(Dataset entries)
------------------------------------------------

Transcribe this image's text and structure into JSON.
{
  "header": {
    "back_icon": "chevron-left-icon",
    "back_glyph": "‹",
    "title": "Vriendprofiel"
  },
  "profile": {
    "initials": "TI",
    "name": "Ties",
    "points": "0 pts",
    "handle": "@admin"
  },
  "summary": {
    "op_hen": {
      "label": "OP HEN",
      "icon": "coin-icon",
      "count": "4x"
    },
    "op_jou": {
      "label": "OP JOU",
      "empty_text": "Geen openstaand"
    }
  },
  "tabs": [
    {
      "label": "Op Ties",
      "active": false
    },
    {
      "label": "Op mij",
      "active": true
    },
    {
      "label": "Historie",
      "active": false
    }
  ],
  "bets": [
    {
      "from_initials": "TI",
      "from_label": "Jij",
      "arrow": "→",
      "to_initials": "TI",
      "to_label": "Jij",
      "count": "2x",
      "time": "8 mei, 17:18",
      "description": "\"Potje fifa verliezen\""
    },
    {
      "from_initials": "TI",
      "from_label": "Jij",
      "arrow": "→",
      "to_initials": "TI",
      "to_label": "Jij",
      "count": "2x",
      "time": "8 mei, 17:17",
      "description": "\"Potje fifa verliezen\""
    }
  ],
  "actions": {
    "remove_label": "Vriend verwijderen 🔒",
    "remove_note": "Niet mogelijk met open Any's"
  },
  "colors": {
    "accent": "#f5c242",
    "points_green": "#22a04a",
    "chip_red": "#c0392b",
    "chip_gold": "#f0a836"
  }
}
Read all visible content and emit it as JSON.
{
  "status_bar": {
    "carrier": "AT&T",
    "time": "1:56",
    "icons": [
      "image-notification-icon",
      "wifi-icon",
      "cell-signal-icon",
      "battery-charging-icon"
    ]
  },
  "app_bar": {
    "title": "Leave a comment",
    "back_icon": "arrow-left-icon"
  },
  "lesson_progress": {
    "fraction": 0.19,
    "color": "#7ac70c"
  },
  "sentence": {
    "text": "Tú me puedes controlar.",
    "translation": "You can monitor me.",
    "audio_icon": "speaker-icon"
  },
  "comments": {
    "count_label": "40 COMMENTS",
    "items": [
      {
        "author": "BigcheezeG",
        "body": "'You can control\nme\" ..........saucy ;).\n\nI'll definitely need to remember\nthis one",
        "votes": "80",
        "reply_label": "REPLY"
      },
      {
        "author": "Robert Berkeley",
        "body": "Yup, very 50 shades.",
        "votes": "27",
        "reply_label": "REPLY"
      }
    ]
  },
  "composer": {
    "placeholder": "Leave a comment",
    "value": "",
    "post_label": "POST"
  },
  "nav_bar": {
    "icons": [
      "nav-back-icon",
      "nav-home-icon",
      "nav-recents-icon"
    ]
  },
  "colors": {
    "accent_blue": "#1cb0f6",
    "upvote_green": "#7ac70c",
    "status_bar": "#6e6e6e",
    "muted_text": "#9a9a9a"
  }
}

------------------------------------------------

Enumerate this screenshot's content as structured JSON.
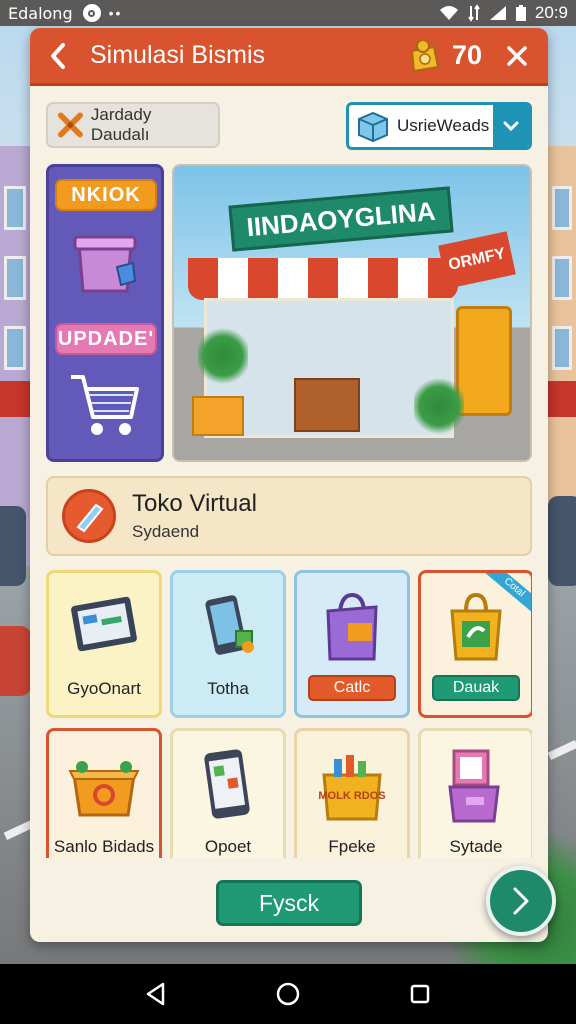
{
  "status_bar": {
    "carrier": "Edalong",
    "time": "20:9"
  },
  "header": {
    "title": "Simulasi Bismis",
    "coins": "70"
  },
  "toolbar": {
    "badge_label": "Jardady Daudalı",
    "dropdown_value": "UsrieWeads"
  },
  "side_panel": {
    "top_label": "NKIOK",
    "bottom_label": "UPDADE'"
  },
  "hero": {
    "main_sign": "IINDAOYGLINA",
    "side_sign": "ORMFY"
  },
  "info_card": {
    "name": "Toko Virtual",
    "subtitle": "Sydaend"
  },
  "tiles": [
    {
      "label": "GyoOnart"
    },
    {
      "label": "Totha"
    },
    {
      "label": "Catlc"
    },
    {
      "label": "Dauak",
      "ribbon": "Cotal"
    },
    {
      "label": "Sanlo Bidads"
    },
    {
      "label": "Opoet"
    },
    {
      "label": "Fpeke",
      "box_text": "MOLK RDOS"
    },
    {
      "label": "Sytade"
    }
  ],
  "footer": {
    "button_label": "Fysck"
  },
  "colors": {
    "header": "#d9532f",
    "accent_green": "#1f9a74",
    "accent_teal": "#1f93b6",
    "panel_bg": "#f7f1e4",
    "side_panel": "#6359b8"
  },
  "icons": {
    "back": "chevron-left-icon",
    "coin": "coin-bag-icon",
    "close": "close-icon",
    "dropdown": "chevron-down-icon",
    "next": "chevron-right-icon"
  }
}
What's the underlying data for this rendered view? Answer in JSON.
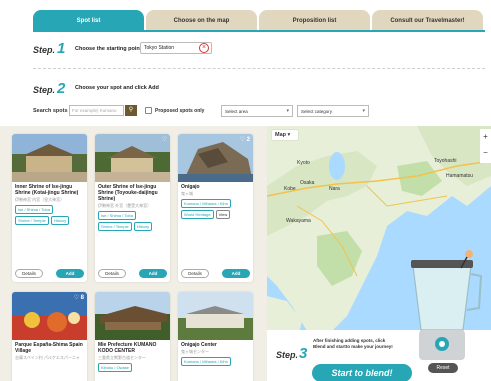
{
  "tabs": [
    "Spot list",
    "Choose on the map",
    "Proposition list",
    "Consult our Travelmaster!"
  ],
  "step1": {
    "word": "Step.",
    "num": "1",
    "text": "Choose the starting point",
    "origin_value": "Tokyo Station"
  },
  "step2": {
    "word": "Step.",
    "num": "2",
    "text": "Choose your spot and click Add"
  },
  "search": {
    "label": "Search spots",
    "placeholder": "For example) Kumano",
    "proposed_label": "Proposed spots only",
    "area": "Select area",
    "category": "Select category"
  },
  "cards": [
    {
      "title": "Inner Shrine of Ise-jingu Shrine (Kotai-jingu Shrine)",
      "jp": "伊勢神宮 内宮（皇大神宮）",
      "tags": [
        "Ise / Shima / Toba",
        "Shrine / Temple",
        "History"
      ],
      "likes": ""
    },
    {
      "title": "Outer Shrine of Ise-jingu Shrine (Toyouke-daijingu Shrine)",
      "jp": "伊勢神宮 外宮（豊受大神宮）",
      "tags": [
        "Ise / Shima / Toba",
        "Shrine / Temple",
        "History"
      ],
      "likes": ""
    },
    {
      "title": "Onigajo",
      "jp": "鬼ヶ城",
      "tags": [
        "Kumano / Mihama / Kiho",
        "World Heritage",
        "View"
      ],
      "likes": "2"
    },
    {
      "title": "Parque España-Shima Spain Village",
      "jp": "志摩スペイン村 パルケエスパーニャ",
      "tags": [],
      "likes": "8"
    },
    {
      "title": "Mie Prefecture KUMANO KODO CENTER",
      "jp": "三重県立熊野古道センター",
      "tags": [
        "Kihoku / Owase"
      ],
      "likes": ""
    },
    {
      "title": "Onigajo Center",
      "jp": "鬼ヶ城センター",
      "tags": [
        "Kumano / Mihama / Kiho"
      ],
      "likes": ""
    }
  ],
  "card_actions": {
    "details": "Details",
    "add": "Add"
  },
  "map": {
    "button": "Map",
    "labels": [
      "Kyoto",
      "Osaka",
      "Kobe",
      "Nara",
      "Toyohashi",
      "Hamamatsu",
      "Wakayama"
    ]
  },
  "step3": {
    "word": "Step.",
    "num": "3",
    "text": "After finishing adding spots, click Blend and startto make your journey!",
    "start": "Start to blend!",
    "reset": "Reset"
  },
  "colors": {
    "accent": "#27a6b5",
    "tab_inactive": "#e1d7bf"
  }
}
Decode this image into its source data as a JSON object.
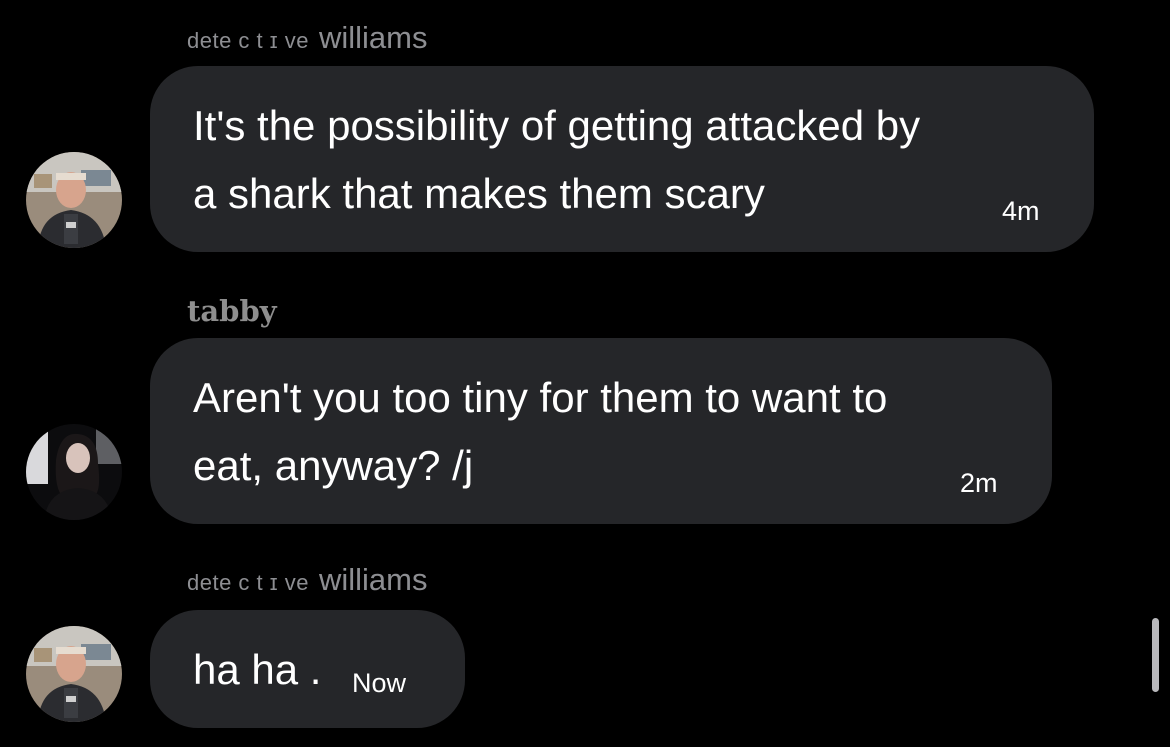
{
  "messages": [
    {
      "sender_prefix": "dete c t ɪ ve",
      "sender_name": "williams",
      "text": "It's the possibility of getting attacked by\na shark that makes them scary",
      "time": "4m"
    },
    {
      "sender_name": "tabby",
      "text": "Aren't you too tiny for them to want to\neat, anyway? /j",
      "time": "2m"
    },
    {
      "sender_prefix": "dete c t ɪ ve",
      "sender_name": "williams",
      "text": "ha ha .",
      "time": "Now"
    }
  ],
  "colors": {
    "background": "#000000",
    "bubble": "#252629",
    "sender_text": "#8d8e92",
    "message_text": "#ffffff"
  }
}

------------------------------------------------

■ GIVEN TASK
Your task is to pick out every line with the string "Mihama" and copy it.

■ WRITTEN RESPONSE
        "Kumano / Mihama / Kiho",
        "Kumano / Mihama / Kiho"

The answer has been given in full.